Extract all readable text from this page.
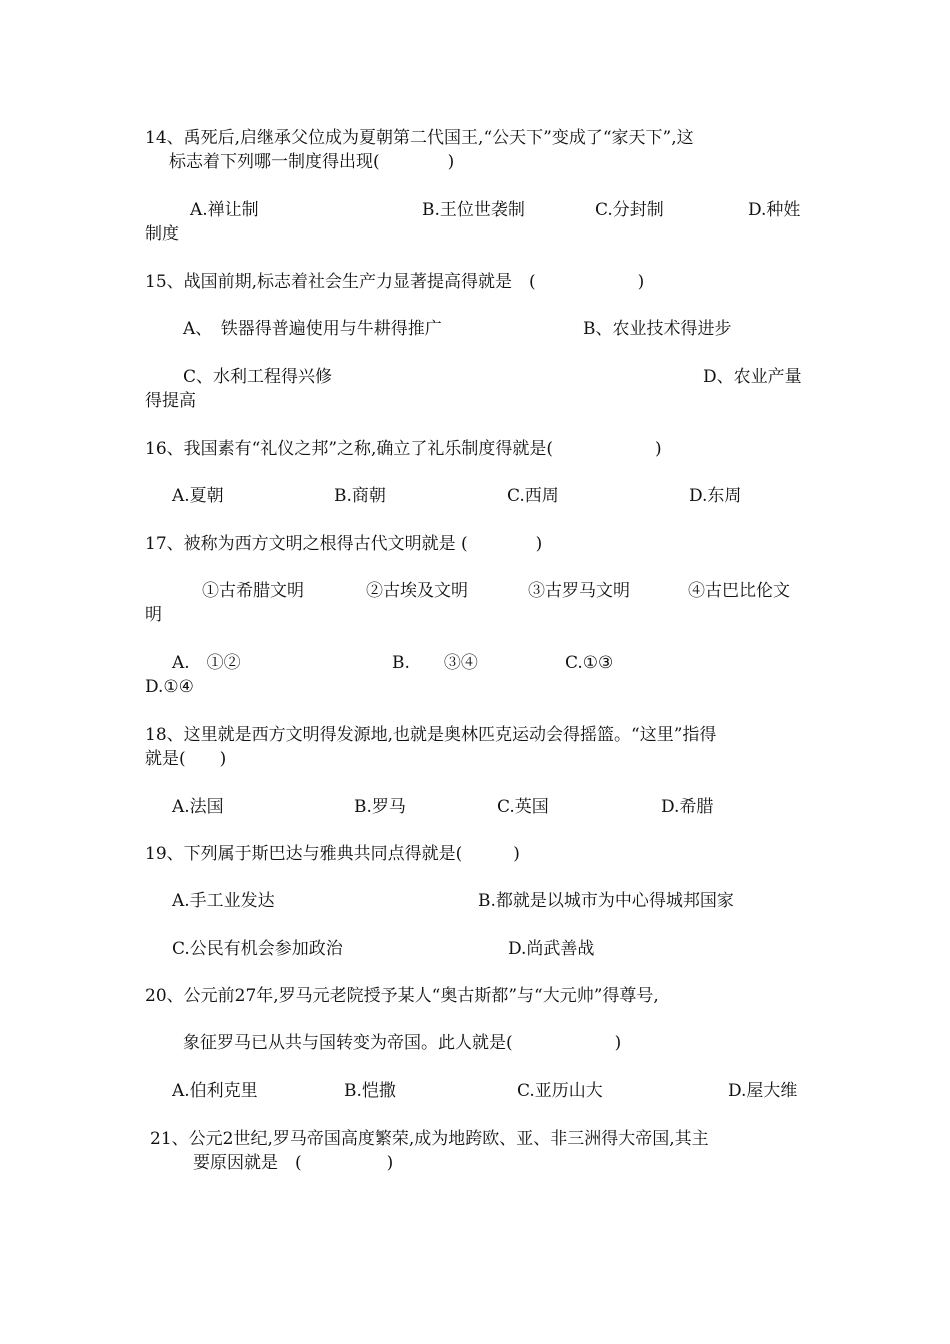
14、禹死后,启继承父位成为夏朝第二代国王,“公天下”变成了“家天下”,这
标志着下列哪一制度得出现(　　　　)
A.禅让制	B.王位世袭制	C.分封制	D.种姓
制度
15、战国前期,标志着社会生产力显著提高得就是　(　　　　　　)
A、　铁器得普遍使用与牛耕得推广	B、农业技术得进步
C、水利工程得兴修	D、农业产量
得提高
16、我国素有“礼仪之邦”之称,确立了礼乐制度得就是(　　　　　　)
A.夏朝	B.商朝	C.西周	D.东周
17、被称为西方文明之根得古代文明就是 (　　　　)
①古希腊文明	②古埃及文明	③古罗马文明	④古巴比伦文
明
A.　①②	B.　　③④	C.①③
D.①④
18、这里就是西方文明得发源地,也就是奥林匹克运动会得摇篮。“这里”指得
就是(　　)
A.法国	B.罗马	C.英国	D.希腊
19、下列属于斯巴达与雅典共同点得就是(　　　)
A.手工业发达	B.都就是以城市为中心得城邦国家
C.公民有机会参加政治	D.尚武善战
20、公元前27年,罗马元老院授予某人“奥古斯都”与“大元帅”得尊号,
象征罗马已从共与国转变为帝国。此人就是(　　　　　　)
A.伯利克里	B.恺撒	C.亚历山大	D.屋大维
21、公元2世纪,罗马帝国高度繁荣,成为地跨欧、亚、非三洲得大帝国,其主
要原因就是　(　　　　　)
====================
• Required work
The records above must be echoed exactly, minus their pictures.

• Worked answer
Extract all readable text from this page.
14、禹死后,启继承父位成为夏朝第二代国王,“公天下”变成了“家天下”,这
标志着下列哪一制度得出现(　　　　)
A.禅让制	B.王位世袭制	C.分封制	D.种姓
制度
15、战国前期,标志着社会生产力显著提高得就是　(　　　　　　)
A、　铁器得普遍使用与牛耕得推广	B、农业技术得进步
C、水利工程得兴修	D、农业产量
得提高
16、我国素有“礼仪之邦”之称,确立了礼乐制度得就是(　　　　　　)
A.夏朝	B.商朝	C.西周	D.东周
17、被称为西方文明之根得古代文明就是 (　　　　)
①古希腊文明	②古埃及文明	③古罗马文明	④古巴比伦文
明
A.　①②	B.　　③④	C.①③
D.①④
18、这里就是西方文明得发源地,也就是奥林匹克运动会得摇篮。“这里”指得
就是(　　)
A.法国	B.罗马	C.英国	D.希腊
19、下列属于斯巴达与雅典共同点得就是(　　　)
A.手工业发达	B.都就是以城市为中心得城邦国家
C.公民有机会参加政治	D.尚武善战
20、公元前27年,罗马元老院授予某人“奥古斯都”与“大元帅”得尊号,
象征罗马已从共与国转变为帝国。此人就是(　　　　　　)
A.伯利克里	B.恺撒	C.亚历山大	D.屋大维
21、公元2世纪,罗马帝国高度繁荣,成为地跨欧、亚、非三洲得大帝国,其主
要原因就是　(　　　　　)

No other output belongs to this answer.